__EXERCISE__: Turn the rows into a numbered list with blank lines omitted. Start at the row containing "149, 679, 165]" and stop after the row containing "13, 936, 406]".

__DATA FOR THIS TASK__:
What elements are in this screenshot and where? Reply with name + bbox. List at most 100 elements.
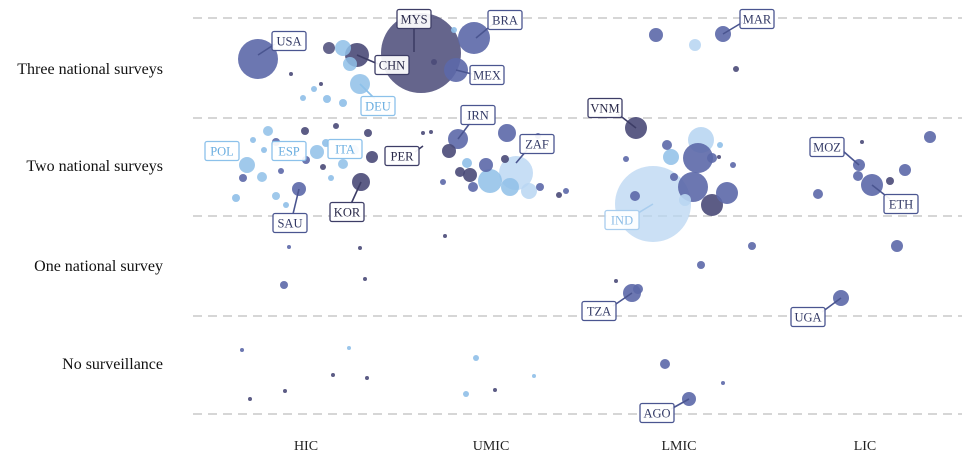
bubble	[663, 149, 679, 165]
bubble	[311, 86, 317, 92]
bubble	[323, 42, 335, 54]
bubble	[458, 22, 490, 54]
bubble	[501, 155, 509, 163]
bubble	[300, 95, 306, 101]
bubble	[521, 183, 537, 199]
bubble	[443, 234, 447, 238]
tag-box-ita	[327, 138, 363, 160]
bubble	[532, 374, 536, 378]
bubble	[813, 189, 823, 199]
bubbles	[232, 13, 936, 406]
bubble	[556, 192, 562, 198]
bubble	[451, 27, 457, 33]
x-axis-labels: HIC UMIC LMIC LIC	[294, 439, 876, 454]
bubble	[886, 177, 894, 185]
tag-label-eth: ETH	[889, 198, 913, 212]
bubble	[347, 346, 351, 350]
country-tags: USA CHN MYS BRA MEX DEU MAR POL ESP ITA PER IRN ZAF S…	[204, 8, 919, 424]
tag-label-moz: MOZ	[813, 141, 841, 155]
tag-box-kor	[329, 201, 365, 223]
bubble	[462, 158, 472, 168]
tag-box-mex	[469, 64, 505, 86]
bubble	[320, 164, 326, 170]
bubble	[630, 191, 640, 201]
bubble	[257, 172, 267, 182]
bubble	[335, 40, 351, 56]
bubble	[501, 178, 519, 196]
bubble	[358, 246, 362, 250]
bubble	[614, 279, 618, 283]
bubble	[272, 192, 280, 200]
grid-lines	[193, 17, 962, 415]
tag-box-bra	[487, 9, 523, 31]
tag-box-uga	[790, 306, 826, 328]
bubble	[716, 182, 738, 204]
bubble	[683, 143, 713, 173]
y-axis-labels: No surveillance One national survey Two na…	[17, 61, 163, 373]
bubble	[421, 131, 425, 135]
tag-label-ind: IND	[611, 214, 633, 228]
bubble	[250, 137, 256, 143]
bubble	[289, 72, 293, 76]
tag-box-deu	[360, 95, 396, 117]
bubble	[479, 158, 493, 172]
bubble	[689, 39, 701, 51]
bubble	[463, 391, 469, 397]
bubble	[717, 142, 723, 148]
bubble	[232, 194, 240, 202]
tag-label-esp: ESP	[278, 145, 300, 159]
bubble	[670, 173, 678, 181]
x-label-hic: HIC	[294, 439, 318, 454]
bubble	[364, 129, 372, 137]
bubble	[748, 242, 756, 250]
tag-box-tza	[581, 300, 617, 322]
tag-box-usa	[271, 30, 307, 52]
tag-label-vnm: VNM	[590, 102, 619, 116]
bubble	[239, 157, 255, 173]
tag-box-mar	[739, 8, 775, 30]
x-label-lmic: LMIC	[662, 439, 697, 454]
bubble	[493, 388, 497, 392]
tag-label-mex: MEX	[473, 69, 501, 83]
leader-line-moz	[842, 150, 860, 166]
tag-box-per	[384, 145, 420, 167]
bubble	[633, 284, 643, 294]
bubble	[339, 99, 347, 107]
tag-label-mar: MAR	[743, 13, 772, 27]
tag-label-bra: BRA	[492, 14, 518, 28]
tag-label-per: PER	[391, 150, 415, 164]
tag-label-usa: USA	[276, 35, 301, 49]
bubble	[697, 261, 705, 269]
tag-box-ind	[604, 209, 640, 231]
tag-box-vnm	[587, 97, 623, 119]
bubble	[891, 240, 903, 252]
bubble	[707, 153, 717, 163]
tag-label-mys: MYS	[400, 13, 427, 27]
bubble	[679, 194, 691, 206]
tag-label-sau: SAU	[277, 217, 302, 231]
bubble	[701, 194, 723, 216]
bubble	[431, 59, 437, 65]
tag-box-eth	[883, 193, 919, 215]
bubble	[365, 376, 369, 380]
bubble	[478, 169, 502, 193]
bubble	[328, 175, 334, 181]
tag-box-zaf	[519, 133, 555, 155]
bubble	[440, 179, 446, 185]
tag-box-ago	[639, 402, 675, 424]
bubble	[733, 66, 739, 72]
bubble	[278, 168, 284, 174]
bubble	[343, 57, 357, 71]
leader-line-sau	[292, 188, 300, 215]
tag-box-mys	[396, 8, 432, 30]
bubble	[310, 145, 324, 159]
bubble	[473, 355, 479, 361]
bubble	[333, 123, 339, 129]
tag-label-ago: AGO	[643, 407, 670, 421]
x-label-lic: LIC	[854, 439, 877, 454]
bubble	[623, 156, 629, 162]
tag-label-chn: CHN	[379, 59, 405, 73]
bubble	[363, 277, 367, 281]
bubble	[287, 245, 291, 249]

---

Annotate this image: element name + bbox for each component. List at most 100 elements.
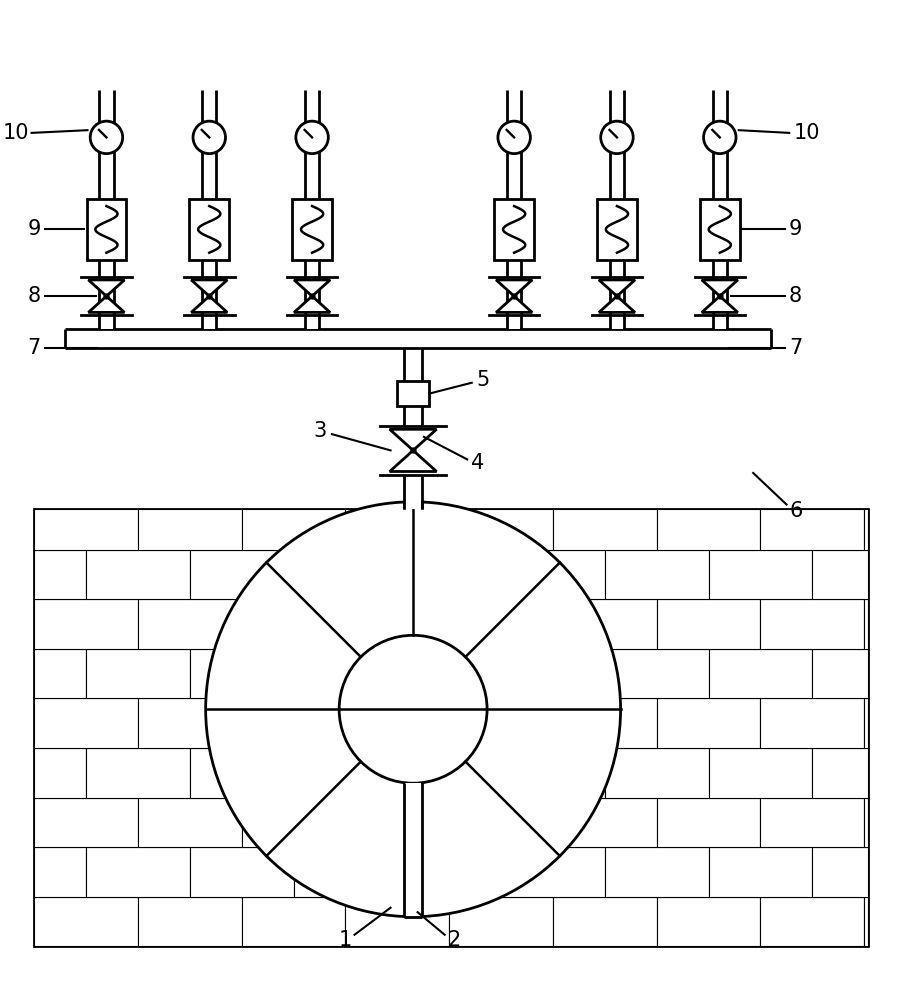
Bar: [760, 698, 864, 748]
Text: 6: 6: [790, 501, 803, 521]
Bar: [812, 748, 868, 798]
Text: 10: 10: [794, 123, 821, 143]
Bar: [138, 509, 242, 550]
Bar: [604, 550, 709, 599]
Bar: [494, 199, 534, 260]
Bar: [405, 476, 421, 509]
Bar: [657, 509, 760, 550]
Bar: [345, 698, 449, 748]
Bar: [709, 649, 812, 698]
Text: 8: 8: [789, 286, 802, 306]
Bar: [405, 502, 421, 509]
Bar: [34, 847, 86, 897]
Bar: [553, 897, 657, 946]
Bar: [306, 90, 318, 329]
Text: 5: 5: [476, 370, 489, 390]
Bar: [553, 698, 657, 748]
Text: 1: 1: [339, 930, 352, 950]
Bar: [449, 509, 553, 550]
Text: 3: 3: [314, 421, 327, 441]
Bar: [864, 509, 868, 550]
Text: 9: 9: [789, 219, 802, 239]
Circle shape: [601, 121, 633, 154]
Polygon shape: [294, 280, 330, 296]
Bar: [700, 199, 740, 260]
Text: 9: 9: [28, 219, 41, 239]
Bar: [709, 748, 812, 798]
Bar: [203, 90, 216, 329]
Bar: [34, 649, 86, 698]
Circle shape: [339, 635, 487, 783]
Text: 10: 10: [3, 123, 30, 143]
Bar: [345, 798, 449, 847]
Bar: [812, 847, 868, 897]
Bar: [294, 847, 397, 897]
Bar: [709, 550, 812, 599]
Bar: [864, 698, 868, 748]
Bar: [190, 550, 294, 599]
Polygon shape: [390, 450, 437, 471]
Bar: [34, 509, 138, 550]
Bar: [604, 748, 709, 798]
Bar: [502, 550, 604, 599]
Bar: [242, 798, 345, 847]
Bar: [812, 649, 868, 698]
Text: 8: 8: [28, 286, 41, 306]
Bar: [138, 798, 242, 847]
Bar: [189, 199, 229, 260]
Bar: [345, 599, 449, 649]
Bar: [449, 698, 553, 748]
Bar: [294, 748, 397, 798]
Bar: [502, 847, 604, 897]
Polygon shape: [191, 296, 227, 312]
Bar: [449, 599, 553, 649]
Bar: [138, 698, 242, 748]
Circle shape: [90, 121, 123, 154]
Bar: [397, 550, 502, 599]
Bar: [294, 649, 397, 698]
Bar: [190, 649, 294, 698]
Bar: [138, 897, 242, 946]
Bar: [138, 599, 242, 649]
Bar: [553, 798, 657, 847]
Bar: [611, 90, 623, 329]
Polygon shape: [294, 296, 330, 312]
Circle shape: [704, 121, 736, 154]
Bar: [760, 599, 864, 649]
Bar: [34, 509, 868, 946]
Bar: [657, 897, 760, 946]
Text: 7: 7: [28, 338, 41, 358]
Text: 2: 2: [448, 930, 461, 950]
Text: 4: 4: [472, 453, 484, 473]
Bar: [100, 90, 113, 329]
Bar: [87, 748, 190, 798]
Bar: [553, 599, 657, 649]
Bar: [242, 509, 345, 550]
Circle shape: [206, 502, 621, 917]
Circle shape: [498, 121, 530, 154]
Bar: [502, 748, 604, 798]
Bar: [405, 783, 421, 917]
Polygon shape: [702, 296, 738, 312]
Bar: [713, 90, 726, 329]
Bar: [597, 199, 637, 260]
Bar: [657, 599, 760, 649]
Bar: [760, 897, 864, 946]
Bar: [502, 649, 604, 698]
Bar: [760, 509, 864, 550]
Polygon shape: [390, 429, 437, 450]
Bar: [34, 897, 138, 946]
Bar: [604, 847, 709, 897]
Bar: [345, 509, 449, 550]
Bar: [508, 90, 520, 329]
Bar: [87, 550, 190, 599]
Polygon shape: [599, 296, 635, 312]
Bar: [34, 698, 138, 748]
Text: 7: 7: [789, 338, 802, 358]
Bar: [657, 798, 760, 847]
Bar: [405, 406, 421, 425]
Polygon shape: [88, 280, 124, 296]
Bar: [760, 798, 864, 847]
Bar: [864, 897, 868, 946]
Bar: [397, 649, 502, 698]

* * *

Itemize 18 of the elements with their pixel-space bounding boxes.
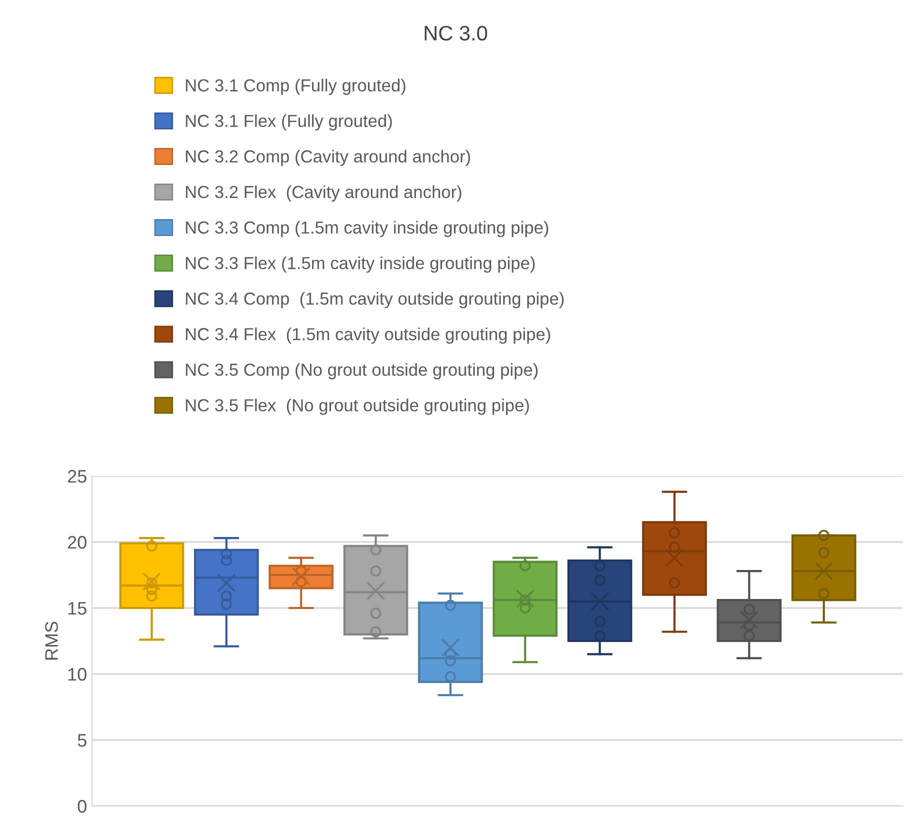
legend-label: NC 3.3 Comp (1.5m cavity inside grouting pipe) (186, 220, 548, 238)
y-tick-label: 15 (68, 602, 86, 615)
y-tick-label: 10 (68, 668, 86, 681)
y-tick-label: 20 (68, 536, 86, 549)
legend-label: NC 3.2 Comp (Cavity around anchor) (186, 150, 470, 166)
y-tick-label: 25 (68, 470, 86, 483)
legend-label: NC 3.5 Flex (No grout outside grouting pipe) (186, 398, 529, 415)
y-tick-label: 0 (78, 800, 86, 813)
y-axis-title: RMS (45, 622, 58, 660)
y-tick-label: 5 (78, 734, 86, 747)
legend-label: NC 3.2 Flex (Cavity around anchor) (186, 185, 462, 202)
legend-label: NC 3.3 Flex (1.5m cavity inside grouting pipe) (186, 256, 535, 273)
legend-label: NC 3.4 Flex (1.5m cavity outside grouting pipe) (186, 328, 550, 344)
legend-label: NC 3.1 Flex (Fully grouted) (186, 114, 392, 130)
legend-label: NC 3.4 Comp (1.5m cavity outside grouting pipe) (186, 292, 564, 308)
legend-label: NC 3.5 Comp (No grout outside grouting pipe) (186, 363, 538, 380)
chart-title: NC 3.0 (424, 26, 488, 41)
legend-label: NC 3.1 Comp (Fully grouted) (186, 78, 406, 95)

__RESPONSE TO THE EXERCISE__:
1. bubble	[663, 149, 679, 165]
2. bubble	[311, 86, 317, 92]
3. bubble	[323, 42, 335, 54]
4. bubble	[458, 22, 490, 54]
5. bubble	[501, 155, 509, 163]
6. bubble	[300, 95, 306, 101]
7. bubble	[521, 183, 537, 199]
8. bubble	[443, 234, 447, 238]
9. tag-box-ita	[327, 138, 363, 160]
10. bubble	[532, 374, 536, 378]
11. bubble	[813, 189, 823, 199]
12. bubbles	[232, 13, 936, 406]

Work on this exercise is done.